» Your instructions
Present the following entries again, word for word and in full.
========================================================================
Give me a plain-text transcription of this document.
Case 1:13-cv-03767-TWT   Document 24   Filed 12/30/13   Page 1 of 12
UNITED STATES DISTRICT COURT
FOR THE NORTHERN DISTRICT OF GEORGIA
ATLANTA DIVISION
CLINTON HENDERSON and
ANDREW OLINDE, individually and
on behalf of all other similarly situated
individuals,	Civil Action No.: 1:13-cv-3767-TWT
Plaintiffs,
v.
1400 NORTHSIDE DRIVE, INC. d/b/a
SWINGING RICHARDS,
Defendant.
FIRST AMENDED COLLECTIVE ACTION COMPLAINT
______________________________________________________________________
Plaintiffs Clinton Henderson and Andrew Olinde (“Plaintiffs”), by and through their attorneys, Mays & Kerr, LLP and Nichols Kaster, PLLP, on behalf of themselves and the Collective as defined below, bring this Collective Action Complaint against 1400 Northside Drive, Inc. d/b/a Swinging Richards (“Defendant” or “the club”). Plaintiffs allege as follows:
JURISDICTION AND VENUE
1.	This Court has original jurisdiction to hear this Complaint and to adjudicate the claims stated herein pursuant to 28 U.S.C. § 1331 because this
========================================================================
» Full solution
Give me a plain-text transcription of this document.
Case 1:13-cv-03767-TWT   Document 24   Filed 12/30/13   Page 1 of 12
UNITED STATES DISTRICT COURT
FOR THE NORTHERN DISTRICT OF GEORGIA
ATLANTA DIVISION
CLINTON HENDERSON and
ANDREW OLINDE, individually and
on behalf of all other similarly situated
individuals,	Civil Action No.: 1:13-cv-3767-TWT
Plaintiffs,
v.
1400 NORTHSIDE DRIVE, INC. d/b/a
SWINGING RICHARDS,
Defendant.
FIRST AMENDED COLLECTIVE ACTION COMPLAINT
______________________________________________________________________
Plaintiffs Clinton Henderson and Andrew Olinde (“Plaintiffs”), by and through their attorneys, Mays & Kerr, LLP and Nichols Kaster, PLLP, on behalf of themselves and the Collective as defined below, bring this Collective Action Complaint against 1400 Northside Drive, Inc. d/b/a Swinging Richards (“Defendant” or “the club”). Plaintiffs allege as follows:
JURISDICTION AND VENUE
1.	This Court has original jurisdiction to hear this Complaint and to adjudicate the claims stated herein pursuant to 28 U.S.C. § 1331 because this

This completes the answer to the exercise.